What you will do: Repeat every record exactly, but keep images out of the copy.

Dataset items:
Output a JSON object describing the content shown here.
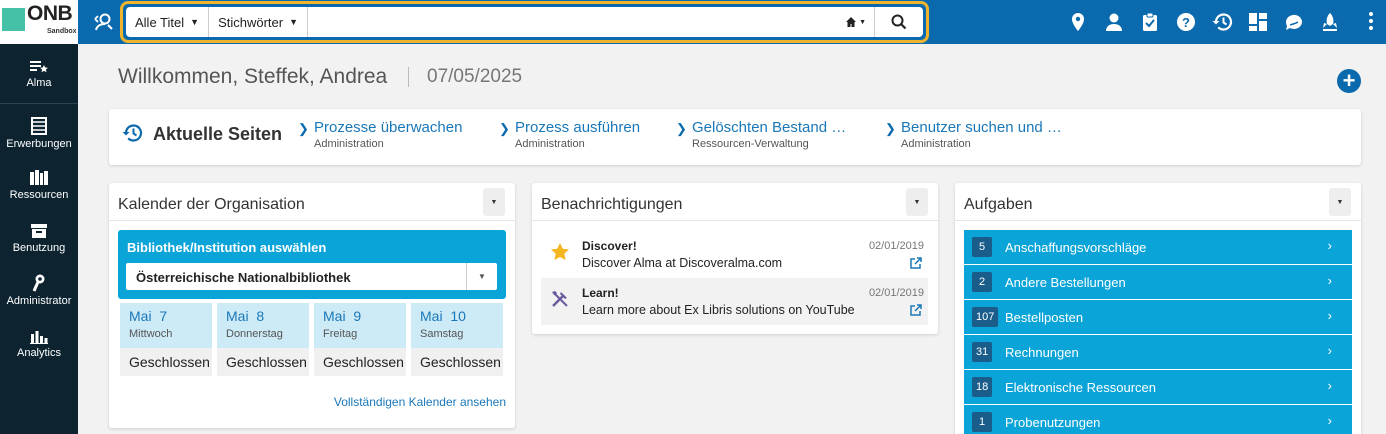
{
  "topbar": {
    "logo_text": "ONB",
    "logo_sub": "Sandbox",
    "search": {
      "scope": "Alle Titel",
      "field": "Stichwörter",
      "placeholder": "",
      "value": ""
    },
    "icons": [
      "location-pin-icon",
      "user-icon",
      "clipboard-icon",
      "help-icon",
      "history-icon",
      "dashboard-grid-icon",
      "chat-bubble-icon",
      "launch-icon"
    ]
  },
  "sidebar": {
    "items": [
      {
        "label": "Alma",
        "icon": "alma-icon"
      },
      {
        "label": "Erwerbungen",
        "icon": "ledger-icon"
      },
      {
        "label": "Ressourcen",
        "icon": "books-icon"
      },
      {
        "label": "Benutzung",
        "icon": "box-icon"
      },
      {
        "label": "Administrator",
        "icon": "wrench-icon"
      },
      {
        "label": "Analytics",
        "icon": "bar-chart-icon"
      }
    ]
  },
  "welcome": {
    "greeting": "Willkommen, Steffek, Andrea",
    "date": "07/05/2025"
  },
  "recent": {
    "title": "Aktuelle Seiten",
    "links": [
      {
        "title": "Prozesse überwachen",
        "sub": "Administration"
      },
      {
        "title": "Prozess ausführen",
        "sub": "Administration"
      },
      {
        "title": "Gelöschten Bestand …",
        "sub": "Ressourcen-Verwaltung"
      },
      {
        "title": "Benutzer suchen und …",
        "sub": "Administration"
      }
    ]
  },
  "calendar": {
    "title": "Kalender der Organisation",
    "select_label": "Bibliothek/Institution auswählen",
    "selected": "Österreichische Nationalbibliothek",
    "days": [
      {
        "day": "Mai  7",
        "weekday": "Mittwoch",
        "status": "Geschlossen"
      },
      {
        "day": "Mai  8",
        "weekday": "Donnerstag",
        "status": "Geschlossen"
      },
      {
        "day": "Mai  9",
        "weekday": "Freitag",
        "status": "Geschlossen"
      },
      {
        "day": "Mai  10",
        "weekday": "Samstag",
        "status": "Geschlossen"
      }
    ],
    "link": "Vollständigen Kalender ansehen"
  },
  "notifications": {
    "title": "Benachrichtigungen",
    "items": [
      {
        "title": "Discover!",
        "text": "Discover Alma at Discoveralma.com",
        "date": "02/01/2019",
        "icon": "star-icon"
      },
      {
        "title": "Learn!",
        "text": "Learn more about Ex Libris solutions on YouTube",
        "date": "02/01/2019",
        "icon": "tools-icon"
      }
    ]
  },
  "tasks": {
    "title": "Aufgaben",
    "items": [
      {
        "count": "5",
        "label": "Anschaffungsvorschläge"
      },
      {
        "count": "2",
        "label": "Andere Bestellungen"
      },
      {
        "count": "107",
        "label": "Bestellposten"
      },
      {
        "count": "31",
        "label": "Rechnungen"
      },
      {
        "count": "18",
        "label": "Elektronische Ressourcen"
      },
      {
        "count": "1",
        "label": "Probenutzungen"
      }
    ]
  },
  "colors": {
    "topbar": "#0b6aae",
    "sidebar": "#0d2330",
    "accent_blue": "#0ba4d8",
    "search_highlight": "#f0b32e"
  }
}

Solved problem:
Output a JSON object describing the content shown here.
{
  "topbar": {
    "logo_text": "ONB",
    "logo_sub": "Sandbox",
    "search": {
      "scope": "Alle Titel",
      "field": "Stichwörter",
      "placeholder": "",
      "value": ""
    },
    "icons": [
      "location-pin-icon",
      "user-icon",
      "clipboard-icon",
      "help-icon",
      "history-icon",
      "dashboard-grid-icon",
      "chat-bubble-icon",
      "launch-icon"
    ]
  },
  "sidebar": {
    "items": [
      {
        "label": "Alma",
        "icon": "alma-icon"
      },
      {
        "label": "Erwerbungen",
        "icon": "ledger-icon"
      },
      {
        "label": "Ressourcen",
        "icon": "books-icon"
      },
      {
        "label": "Benutzung",
        "icon": "box-icon"
      },
      {
        "label": "Administrator",
        "icon": "wrench-icon"
      },
      {
        "label": "Analytics",
        "icon": "bar-chart-icon"
      }
    ]
  },
  "welcome": {
    "greeting": "Willkommen, Steffek, Andrea",
    "date": "07/05/2025"
  },
  "recent": {
    "title": "Aktuelle Seiten",
    "links": [
      {
        "title": "Prozesse überwachen",
        "sub": "Administration"
      },
      {
        "title": "Prozess ausführen",
        "sub": "Administration"
      },
      {
        "title": "Gelöschten Bestand …",
        "sub": "Ressourcen-Verwaltung"
      },
      {
        "title": "Benutzer suchen und …",
        "sub": "Administration"
      }
    ]
  },
  "calendar": {
    "title": "Kalender der Organisation",
    "select_label": "Bibliothek/Institution auswählen",
    "selected": "Österreichische Nationalbibliothek",
    "days": [
      {
        "day": "Mai  7",
        "weekday": "Mittwoch",
        "status": "Geschlossen"
      },
      {
        "day": "Mai  8",
        "weekday": "Donnerstag",
        "status": "Geschlossen"
      },
      {
        "day": "Mai  9",
        "weekday": "Freitag",
        "status": "Geschlossen"
      },
      {
        "day": "Mai  10",
        "weekday": "Samstag",
        "status": "Geschlossen"
      }
    ],
    "link": "Vollständigen Kalender ansehen"
  },
  "notifications": {
    "title": "Benachrichtigungen",
    "items": [
      {
        "title": "Discover!",
        "text": "Discover Alma at Discoveralma.com",
        "date": "02/01/2019",
        "icon": "star-icon"
      },
      {
        "title": "Learn!",
        "text": "Learn more about Ex Libris solutions on YouTube",
        "date": "02/01/2019",
        "icon": "tools-icon"
      }
    ]
  },
  "tasks": {
    "title": "Aufgaben",
    "items": [
      {
        "count": "5",
        "label": "Anschaffungsvorschläge"
      },
      {
        "count": "2",
        "label": "Andere Bestellungen"
      },
      {
        "count": "107",
        "label": "Bestellposten"
      },
      {
        "count": "31",
        "label": "Rechnungen"
      },
      {
        "count": "18",
        "label": "Elektronische Ressourcen"
      },
      {
        "count": "1",
        "label": "Probenutzungen"
      }
    ]
  },
  "colors": {
    "topbar": "#0b6aae",
    "sidebar": "#0d2330",
    "accent_blue": "#0ba4d8",
    "search_highlight": "#f0b32e"
  }
}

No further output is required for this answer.